- Written task A:
Reproduce the listing from its first line through the line containing "- x-tick-label: 525-550: [974, 504, 1024, 519]", swapping "background-blur-shape" for "background-shape" and leaving all else unchanged.

--- Given passage ---

American writers of foreign provenance have an endearing way of explaining their culture to the uninitiated. In her first novel, Jhumpa Lahiri informs us that "Bengali nomenclature grants, to every single person, two names. In Bengali the word for pet name is daknam, meaning, literally, the name by which one is called, by friends, family, and other intimates." The practice of renaming is crucial to The Namesake. The hero, named after the Russian writer Gogol, misses out on a proper (in Bengali parlance, "good") name because of an oversight and a death. Then, though he seems to have managed perfectly well with it, he realises he carries his namesake's surname, and decides to retrieve the abandoned forename - "Nikhil" - before university.
For so important a metaphorical device, the moment of renaming resonates shallowly. It does, however, point to an emerging theme: the second generation's desperate desire to remake themselves, and discard an embarrassing ethnic identity. Gogol is the son of the Gangulis, middle-class migrants from Calcutta to America. His father, who finds a respectable post as a university lecturer, is very happy in his arranged marriage to Gogol's mother. In the way of many migrant women, she retains the social customs and idiosyncrasies of her own country, but almost imperceptibly adapts.

--- Data provided ---

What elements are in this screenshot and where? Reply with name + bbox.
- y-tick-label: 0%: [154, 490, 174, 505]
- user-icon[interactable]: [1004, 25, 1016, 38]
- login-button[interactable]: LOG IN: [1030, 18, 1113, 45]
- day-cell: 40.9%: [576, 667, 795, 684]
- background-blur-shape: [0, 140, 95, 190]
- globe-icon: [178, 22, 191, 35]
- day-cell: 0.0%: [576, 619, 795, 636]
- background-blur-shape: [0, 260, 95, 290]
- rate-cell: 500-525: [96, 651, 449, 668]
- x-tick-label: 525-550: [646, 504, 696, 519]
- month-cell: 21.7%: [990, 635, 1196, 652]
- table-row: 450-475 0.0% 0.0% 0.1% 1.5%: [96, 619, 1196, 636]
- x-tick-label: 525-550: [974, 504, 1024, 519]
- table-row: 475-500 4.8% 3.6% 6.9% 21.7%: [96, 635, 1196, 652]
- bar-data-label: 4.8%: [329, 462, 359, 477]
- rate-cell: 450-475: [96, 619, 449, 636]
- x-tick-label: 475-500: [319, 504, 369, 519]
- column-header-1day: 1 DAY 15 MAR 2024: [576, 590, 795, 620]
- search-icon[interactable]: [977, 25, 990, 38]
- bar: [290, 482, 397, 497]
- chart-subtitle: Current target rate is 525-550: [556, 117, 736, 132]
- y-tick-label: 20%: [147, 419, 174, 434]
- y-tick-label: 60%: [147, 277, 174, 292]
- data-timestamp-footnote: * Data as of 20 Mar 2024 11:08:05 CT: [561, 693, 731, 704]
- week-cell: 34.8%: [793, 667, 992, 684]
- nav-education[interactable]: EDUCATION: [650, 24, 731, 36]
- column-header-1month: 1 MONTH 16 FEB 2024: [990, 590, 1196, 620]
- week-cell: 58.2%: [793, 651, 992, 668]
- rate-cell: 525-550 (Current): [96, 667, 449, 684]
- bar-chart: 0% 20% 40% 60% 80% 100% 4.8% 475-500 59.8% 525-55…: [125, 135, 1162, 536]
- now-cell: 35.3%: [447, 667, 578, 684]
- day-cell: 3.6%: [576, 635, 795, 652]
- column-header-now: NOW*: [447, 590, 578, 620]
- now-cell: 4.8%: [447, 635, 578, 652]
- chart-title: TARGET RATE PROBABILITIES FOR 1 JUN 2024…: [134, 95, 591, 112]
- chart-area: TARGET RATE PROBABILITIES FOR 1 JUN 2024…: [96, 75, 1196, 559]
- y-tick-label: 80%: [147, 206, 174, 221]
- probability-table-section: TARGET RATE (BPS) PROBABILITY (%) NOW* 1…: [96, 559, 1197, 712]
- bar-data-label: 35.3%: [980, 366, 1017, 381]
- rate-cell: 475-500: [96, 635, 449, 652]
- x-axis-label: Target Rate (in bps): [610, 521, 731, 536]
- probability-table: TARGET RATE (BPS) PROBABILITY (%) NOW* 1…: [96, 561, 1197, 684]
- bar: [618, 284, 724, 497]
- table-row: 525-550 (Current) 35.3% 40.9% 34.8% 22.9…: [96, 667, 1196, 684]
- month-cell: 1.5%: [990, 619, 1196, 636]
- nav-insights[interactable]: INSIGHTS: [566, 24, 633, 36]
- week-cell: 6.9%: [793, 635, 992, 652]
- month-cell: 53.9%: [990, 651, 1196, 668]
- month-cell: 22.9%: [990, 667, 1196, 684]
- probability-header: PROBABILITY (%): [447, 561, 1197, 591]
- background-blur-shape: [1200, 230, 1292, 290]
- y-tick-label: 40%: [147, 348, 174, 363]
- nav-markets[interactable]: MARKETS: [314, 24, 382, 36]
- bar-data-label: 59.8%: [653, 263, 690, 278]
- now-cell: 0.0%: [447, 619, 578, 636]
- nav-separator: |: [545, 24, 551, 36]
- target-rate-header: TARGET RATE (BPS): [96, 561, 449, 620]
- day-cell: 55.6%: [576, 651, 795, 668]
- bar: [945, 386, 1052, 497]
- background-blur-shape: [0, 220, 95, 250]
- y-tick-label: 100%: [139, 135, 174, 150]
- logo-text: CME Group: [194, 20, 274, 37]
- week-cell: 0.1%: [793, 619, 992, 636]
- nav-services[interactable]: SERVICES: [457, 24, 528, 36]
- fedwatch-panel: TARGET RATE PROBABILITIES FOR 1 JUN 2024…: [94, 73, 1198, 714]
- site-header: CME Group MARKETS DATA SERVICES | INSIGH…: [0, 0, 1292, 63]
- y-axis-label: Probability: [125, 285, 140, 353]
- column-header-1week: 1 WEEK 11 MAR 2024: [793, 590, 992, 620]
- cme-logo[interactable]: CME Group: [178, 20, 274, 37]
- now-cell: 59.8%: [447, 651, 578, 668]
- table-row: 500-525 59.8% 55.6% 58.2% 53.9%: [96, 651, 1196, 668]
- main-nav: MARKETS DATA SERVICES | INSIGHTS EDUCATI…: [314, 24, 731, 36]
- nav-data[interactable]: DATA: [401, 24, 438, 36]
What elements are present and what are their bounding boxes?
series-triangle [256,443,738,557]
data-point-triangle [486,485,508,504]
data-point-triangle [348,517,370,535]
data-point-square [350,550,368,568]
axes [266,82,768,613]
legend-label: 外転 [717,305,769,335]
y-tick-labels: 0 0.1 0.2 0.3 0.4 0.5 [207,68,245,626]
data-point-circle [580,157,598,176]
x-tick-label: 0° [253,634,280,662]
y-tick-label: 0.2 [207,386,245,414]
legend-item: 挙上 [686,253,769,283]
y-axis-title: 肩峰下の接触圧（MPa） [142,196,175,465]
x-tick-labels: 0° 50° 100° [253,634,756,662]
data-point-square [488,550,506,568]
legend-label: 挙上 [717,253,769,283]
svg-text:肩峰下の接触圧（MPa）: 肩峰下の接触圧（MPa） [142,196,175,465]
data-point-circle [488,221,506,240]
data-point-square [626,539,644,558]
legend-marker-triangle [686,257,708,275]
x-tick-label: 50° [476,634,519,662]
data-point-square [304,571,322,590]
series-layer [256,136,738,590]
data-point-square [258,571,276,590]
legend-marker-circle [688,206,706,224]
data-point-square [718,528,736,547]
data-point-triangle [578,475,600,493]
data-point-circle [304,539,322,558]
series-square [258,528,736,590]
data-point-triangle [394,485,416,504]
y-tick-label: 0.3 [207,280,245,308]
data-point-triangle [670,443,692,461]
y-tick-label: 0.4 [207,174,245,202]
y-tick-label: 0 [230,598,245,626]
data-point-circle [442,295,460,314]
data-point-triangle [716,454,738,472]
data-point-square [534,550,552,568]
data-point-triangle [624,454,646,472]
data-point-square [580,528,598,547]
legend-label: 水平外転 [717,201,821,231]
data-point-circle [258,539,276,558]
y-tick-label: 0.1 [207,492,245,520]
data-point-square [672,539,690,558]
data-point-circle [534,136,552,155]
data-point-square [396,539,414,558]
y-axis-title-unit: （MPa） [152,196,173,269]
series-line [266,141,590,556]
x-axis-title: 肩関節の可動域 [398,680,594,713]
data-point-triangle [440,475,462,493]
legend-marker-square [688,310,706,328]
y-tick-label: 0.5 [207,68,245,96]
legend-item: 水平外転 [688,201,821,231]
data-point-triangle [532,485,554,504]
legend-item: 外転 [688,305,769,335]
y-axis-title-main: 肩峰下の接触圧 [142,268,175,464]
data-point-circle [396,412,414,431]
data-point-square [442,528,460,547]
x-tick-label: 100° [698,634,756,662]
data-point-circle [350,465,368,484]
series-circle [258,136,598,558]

---

- Written task B:
Extend the review of The Namesake, picking up after its final sentence.

- Written answer A:
What elements are in this screenshot and where? Reply with name + bbox.
- y-tick-label: 0%: [154, 490, 174, 505]
- user-icon[interactable]: [1004, 25, 1016, 38]
- login-button[interactable]: LOG IN: [1030, 18, 1113, 45]
- day-cell: 40.9%: [576, 667, 795, 684]
- background-shape: [0, 140, 95, 190]
- globe-icon: [178, 22, 191, 35]
- day-cell: 0.0%: [576, 619, 795, 636]
- background-shape: [0, 260, 95, 290]
- rate-cell: 500-525: [96, 651, 449, 668]
- x-tick-label: 525-550: [646, 504, 696, 519]
- month-cell: 21.7%: [990, 635, 1196, 652]
- table-row: 450-475 0.0% 0.0% 0.1% 1.5%: [96, 619, 1196, 636]
- x-tick-label: 525-550: [974, 504, 1024, 519]

- Written answer B:
The Ganguli children are diehard Americans. Familiar with the Bengali language, brought up on Bengali food, taken to India on long holidays, they nevertheless have no doubt about their identification. Lahiri only rarely stresses the host community's prejudices. Moments of racism, difference or mere incomprehension are sparsely narrated, and other communities alluded to hardly at all.
The pressure to conform to white middle-class standards pervades the novel. Gogol falls in love with white girls and distances himself from his parents' comfortable, but suffocating, milieu. His progress from their home and hearth is often described in culinary terms: he develops cosmopolitan tastebuds for the sort of wines and foods one buys from pricey delicatessens. These are catalogued relentlessly: prosecco, arugula, pecorino, etc. His friends, particularly after he moves to New York as an architect, spend more time eating out than cooking. The one dinner a girlfriend (the Indian Moushumi) prepares is burnt while the couple make love.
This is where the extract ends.